Peux-tu réécrire sous forme de liste numérotée les lignes de la liste, de celle qui contient « annotation: Tmáx = 60 » jusqu'à celle qui contient « annotation: Hmax = 0.80 », toutes deux comprises, sans les lignes vides ?

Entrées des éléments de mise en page

════════

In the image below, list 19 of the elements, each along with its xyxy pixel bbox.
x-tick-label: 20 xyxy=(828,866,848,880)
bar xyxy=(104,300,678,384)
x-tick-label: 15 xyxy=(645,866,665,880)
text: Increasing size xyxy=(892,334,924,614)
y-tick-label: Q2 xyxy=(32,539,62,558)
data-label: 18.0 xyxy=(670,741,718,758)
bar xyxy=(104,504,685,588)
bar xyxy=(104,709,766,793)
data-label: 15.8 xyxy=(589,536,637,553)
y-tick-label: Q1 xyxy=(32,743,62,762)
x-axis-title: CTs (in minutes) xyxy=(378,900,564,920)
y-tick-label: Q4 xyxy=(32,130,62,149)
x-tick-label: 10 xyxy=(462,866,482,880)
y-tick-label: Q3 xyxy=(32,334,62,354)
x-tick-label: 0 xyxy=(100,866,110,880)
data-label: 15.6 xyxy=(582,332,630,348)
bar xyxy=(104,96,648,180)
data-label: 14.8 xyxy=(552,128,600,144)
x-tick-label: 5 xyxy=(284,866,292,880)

════════

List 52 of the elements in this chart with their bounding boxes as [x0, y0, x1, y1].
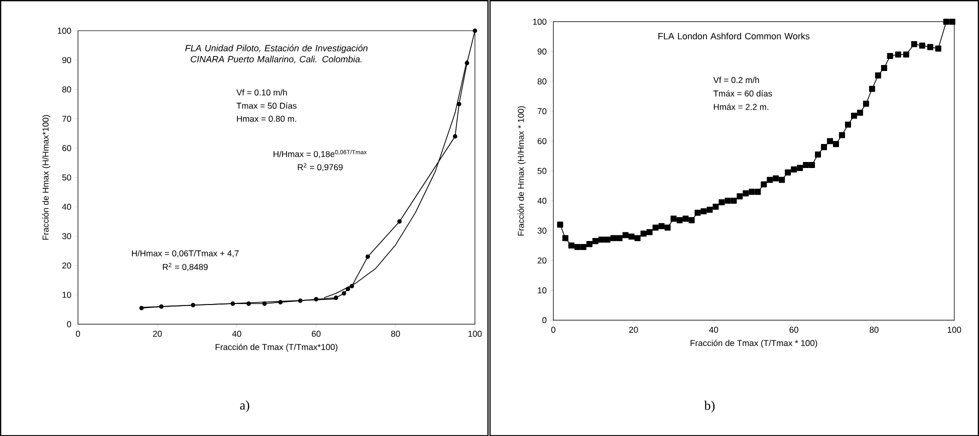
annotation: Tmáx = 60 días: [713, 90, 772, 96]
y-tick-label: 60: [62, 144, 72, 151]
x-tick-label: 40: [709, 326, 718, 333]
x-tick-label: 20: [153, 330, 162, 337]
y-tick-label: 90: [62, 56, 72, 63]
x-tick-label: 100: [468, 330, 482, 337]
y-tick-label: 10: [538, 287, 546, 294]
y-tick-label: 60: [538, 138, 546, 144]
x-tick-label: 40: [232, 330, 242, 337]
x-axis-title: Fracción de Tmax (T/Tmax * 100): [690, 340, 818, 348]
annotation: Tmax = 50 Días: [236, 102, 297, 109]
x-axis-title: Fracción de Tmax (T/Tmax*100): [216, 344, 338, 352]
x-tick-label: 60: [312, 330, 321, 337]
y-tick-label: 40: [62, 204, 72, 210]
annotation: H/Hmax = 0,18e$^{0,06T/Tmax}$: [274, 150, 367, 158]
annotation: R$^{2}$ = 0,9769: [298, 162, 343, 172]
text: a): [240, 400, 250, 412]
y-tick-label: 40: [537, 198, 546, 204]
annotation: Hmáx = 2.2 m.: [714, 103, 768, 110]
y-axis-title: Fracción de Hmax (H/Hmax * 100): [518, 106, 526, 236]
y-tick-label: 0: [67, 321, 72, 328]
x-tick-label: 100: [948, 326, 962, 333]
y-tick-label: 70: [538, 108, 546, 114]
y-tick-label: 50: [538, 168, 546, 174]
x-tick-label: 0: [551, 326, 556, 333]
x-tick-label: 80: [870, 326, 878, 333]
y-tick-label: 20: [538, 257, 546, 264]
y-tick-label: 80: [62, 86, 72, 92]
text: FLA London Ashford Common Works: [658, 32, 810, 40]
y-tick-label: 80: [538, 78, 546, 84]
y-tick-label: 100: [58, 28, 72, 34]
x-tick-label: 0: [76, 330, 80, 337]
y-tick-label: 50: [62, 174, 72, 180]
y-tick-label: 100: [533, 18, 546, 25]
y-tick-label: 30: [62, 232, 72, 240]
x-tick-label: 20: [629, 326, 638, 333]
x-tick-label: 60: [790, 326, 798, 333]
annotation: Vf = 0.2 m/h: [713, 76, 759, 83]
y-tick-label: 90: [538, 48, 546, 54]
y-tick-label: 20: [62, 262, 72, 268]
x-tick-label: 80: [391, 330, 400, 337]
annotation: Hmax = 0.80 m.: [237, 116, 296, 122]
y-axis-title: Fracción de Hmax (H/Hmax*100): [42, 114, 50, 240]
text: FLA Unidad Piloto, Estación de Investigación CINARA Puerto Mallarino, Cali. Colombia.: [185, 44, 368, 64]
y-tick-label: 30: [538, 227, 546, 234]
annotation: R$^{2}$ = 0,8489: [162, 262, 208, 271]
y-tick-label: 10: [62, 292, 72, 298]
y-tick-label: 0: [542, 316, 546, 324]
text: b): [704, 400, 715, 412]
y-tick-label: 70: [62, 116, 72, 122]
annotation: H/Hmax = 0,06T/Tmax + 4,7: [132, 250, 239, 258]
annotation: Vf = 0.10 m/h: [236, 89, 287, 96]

════════

▸ Résultat
1. annotation: Tmáx = 60 días: [713, 90, 772, 96]
2. y-tick-label: 60: [62, 144, 72, 151]
3. x-tick-label: 40: [709, 326, 718, 333]
4. x-tick-label: 20: [153, 330, 162, 337]
5. y-tick-label: 90: [62, 56, 72, 63]
6. x-tick-label: 100: [468, 330, 482, 337]
7. y-tick-label: 10: [538, 287, 546, 294]
8. y-tick-label: 60: [538, 138, 546, 144]
9. x-tick-label: 40: [232, 330, 242, 337]
10. x-axis-title: Fracción de Tmax (T/Tmax * 100): [690, 340, 818, 348]
11. annotation: Tmax = 50 Días: [236, 102, 297, 109]
12. x-axis-title: Fracción de Tmax (T/Tmax*100): [216, 344, 338, 352]
13. x-tick-label: 60: [312, 330, 321, 337]
14. y-tick-label: 40: [62, 204, 72, 210]
15. annotation: H/Hmax = 0,18e$^{0,06T/Tmax}$: [274, 150, 367, 158]
16. annotation: R$^{2}$ = 0,9769: [298, 162, 343, 172]
17. text: a): [240, 400, 250, 412]
18. y-tick-label: 40: [537, 198, 546, 204]
19. annotation: Hmáx = 2.2 m.: [714, 103, 768, 110]
20. y-axis-title: Fracción de Hmax (H/Hmax * 100): [518, 106, 526, 236]
21. y-tick-label: 0: [67, 321, 72, 328]
22. x-tick-label: 100: [948, 326, 962, 333]
23. y-tick-label: 70: [538, 108, 546, 114]
24. y-tick-label: 50: [538, 168, 546, 174]
25. x-tick-label: 0: [551, 326, 556, 333]
26. x-tick-label: 80: [870, 326, 878, 333]
27. y-tick-label: 20: [538, 257, 546, 264]
28. y-tick-label: 80: [62, 86, 72, 92]
29. text: FLA London Ashford Common Works: [658, 32, 810, 40]
30. y-tick-label: 80: [538, 78, 546, 84]
31. y-tick-label: 100: [58, 28, 72, 34]
32. x-tick-label: 0: [76, 330, 80, 337]
33. y-tick-label: 50: [62, 174, 72, 180]
34. y-tick-label: 100: [533, 18, 546, 25]
35. y-tick-label: 30: [62, 232, 72, 240]
36. x-tick-label: 20: [629, 326, 638, 333]
37. x-tick-label: 60: [790, 326, 798, 333]
38. annotation: Vf = 0.2 m/h: [713, 76, 759, 83]
39. y-tick-label: 90: [538, 48, 546, 54]
40. y-tick-label: 20: [62, 262, 72, 268]
41. x-tick-label: 80: [391, 330, 400, 337]
42. annotation: Hmax = 0.80 m.: [237, 116, 296, 122]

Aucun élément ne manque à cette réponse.